• _Given instruction_:
Convert the items from the line containing "111, 116, 132]" through the line containing "299, 316, 313]" into a JSON list of strings, one string per line, leaving out any blank lines.

[Stored data entries]
== == ==

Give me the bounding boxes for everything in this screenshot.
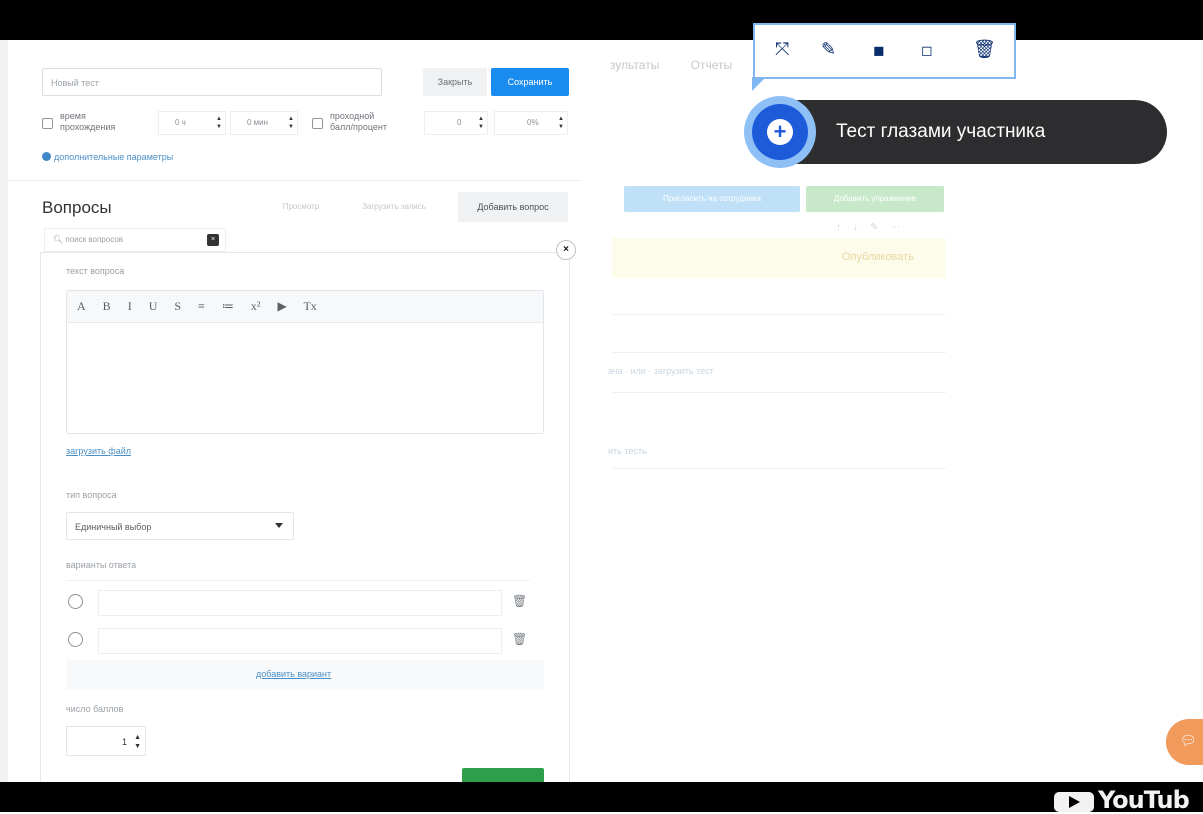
time-label: время прохождения	[60, 111, 116, 132]
video-top-bar	[0, 0, 1203, 40]
editor-toolbar: A B I U S ≡ ≔ x² ▶ Tx	[67, 291, 543, 323]
plus-circle-icon	[42, 152, 51, 161]
save-button[interactable]: Сохранить	[491, 68, 569, 96]
extra-params-link[interactable]: дополнительные параметры	[42, 152, 173, 162]
questions-title: Вопросы	[42, 198, 112, 217]
chevron-down-icon	[275, 523, 283, 528]
bold-icon[interactable]: B	[103, 299, 111, 313]
toolbar-pointer	[752, 77, 766, 91]
answer-radio-2[interactable]	[68, 632, 83, 647]
divider	[612, 468, 946, 469]
video-icon[interactable]: ▶	[277, 299, 286, 313]
pass-score-checkbox[interactable]	[312, 118, 323, 129]
delete-answer-icon[interactable]: 🗑︎	[512, 632, 527, 646]
points-stepper[interactable]: 1 ▲ ▼	[66, 726, 146, 756]
time-checkbox[interactable]	[42, 118, 53, 129]
expand-icon[interactable]: ⤧	[775, 39, 789, 60]
video-bottom-bar	[0, 782, 1203, 812]
delete-answer-icon[interactable]: 🗑︎	[512, 594, 527, 608]
play-icon	[1054, 792, 1094, 812]
bullet-list-icon[interactable]: ≡	[198, 299, 205, 313]
section-divider	[0, 180, 582, 181]
clear-format-icon[interactable]: Tx	[303, 299, 316, 313]
question-search-input[interactable]: 🔍︎ поиск вопросов ×	[44, 228, 226, 252]
add-question-button[interactable]: Добавить вопрос	[458, 192, 568, 222]
plus-icon[interactable]: +	[767, 119, 793, 145]
send-back-icon[interactable]: ◻	[921, 42, 933, 59]
preview-button[interactable]: Просмотр	[268, 192, 334, 222]
youtube-logo[interactable]: YouTub	[1052, 786, 1203, 814]
divider	[612, 314, 946, 315]
left-edge	[0, 40, 8, 782]
bring-front-icon[interactable]: ◼	[873, 42, 885, 59]
question-text-label: текст вопроса	[66, 266, 125, 276]
row-action-icons: ↑↓✎⋯	[836, 222, 913, 233]
divider	[66, 580, 530, 581]
underline-icon[interactable]: U	[149, 299, 158, 313]
add-exercise-button[interactable]: Добавить упражнение	[806, 186, 944, 212]
publish-link[interactable]: Опубликовать	[842, 251, 914, 263]
save-question-button[interactable]	[462, 768, 544, 782]
upload-record-button[interactable]: Загрузить запись	[342, 192, 446, 222]
pass-score-label: проходной балл/процент	[330, 111, 387, 132]
nav-results[interactable]: зультаты	[610, 58, 659, 72]
answer-radio-1[interactable]	[68, 594, 83, 609]
strikethrough-icon[interactable]: S	[174, 299, 181, 313]
edit-icon[interactable]: ✎	[821, 39, 836, 60]
pass-score-stepper[interactable]: 0 ▲ ▼	[424, 111, 488, 135]
element-toolbar: ⤧ ✎ ◼ ◻ 🗑︎	[753, 23, 1016, 79]
divider	[612, 392, 946, 393]
add-variant-link[interactable]: добавить вариант	[256, 669, 331, 679]
superscript-icon[interactable]: x²	[251, 299, 261, 313]
close-button[interactable]: Закрыть	[423, 68, 487, 96]
background-nav: зультаты Отчеты	[610, 58, 760, 72]
invite-button[interactable]: Пригласить на сотрудника	[624, 186, 800, 212]
close-icon[interactable]: ×	[556, 240, 576, 260]
answer-input-2[interactable]	[98, 628, 502, 654]
points-label: число баллов	[66, 704, 124, 714]
chat-icon: 💬︎	[1180, 733, 1197, 748]
clear-icon[interactable]: ×	[207, 234, 219, 246]
question-type-label: тип вопроса	[66, 490, 117, 500]
background-link[interactable]: ить тесть	[608, 446, 647, 456]
test-name-input[interactable]: Новый тест	[42, 68, 382, 96]
delete-icon[interactable]: 🗑︎	[973, 39, 996, 60]
answer-input-1[interactable]	[98, 590, 502, 616]
upload-file-link[interactable]: загрузить файл	[66, 446, 131, 456]
search-icon: 🔍︎	[53, 235, 66, 244]
hours-stepper[interactable]: 0 ч ▲ ▼	[158, 111, 226, 135]
numbered-list-icon[interactable]: ≔	[222, 299, 234, 313]
nav-reports[interactable]: Отчеты	[691, 58, 732, 72]
callout-text: Тест глазами участника	[836, 121, 1046, 142]
minutes-stepper[interactable]: 0 мин ▲ ▼	[230, 111, 298, 135]
upload-test-link[interactable]: ача · или · загрузить тест	[608, 366, 714, 376]
answers-label: варианты ответа	[66, 560, 137, 570]
question-text-editor[interactable]: A B I U S ≡ ≔ x² ▶ Tx	[66, 290, 544, 434]
pass-percent-stepper[interactable]: 0% ▲ ▼	[494, 111, 568, 135]
question-type-select[interactable]: Единичный выбор	[66, 512, 294, 540]
italic-icon[interactable]: I	[128, 299, 132, 313]
divider	[612, 352, 946, 353]
font-icon[interactable]: A	[77, 299, 86, 313]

== == ==

• _Finished task_:
[
  "time-label: время прохождения\t[60, 111, 116, 132]",
  "video-top-bar\t[0, 0, 1203, 40]",
  "editor-toolbar: A B I U S ≡ ≔ x² ▶ Tx\t[67, 291, 543, 323]",
  "plus-circle-icon\t[42, 152, 51, 161]",
  "save-button[interactable]: Сохранить\t[491, 68, 569, 96]",
  "extra-params-link[interactable]: дополнительные параметры\t[42, 152, 173, 162]",
  "questions-title: Вопросы\t[42, 198, 112, 217]",
  "chevron-down-icon\t[275, 523, 283, 528]",
  "bold-icon[interactable]: B\t[103, 299, 111, 313]",
  "toolbar-pointer\t[752, 77, 766, 91]",
  "answer-radio-2[interactable]\t[68, 632, 83, 647]",
  "divider\t[612, 468, 946, 469]",
  "video-icon[interactable]: ▶\t[277, 299, 286, 313]",
  "pass-score-checkbox[interactable]\t[312, 118, 323, 129]",
  "delete-answer-icon[interactable]: 🗑︎\t[512, 632, 527, 646]",
  "points-stepper[interactable]: 1 ▲ ▼\t[66, 726, 146, 756]",
  "time-checkbox[interactable]\t[42, 118, 53, 129]",
  "expand-icon[interactable]: ⤧\t[775, 39, 789, 60]",
  "video-bottom-bar\t[0, 782, 1203, 812]",
  "delete-answer-icon[interactable]: 🗑︎\t[512, 594, 527, 608]",
  "play-icon\t[1054, 792, 1094, 812]",
  "bullet-list-icon[interactable]: ≡\t[198, 299, 205, 313]",
  "section-divider\t[0, 180, 582, 181]",
  "clear-format-icon[interactable]: Tx\t[303, 299, 316, 313]"
]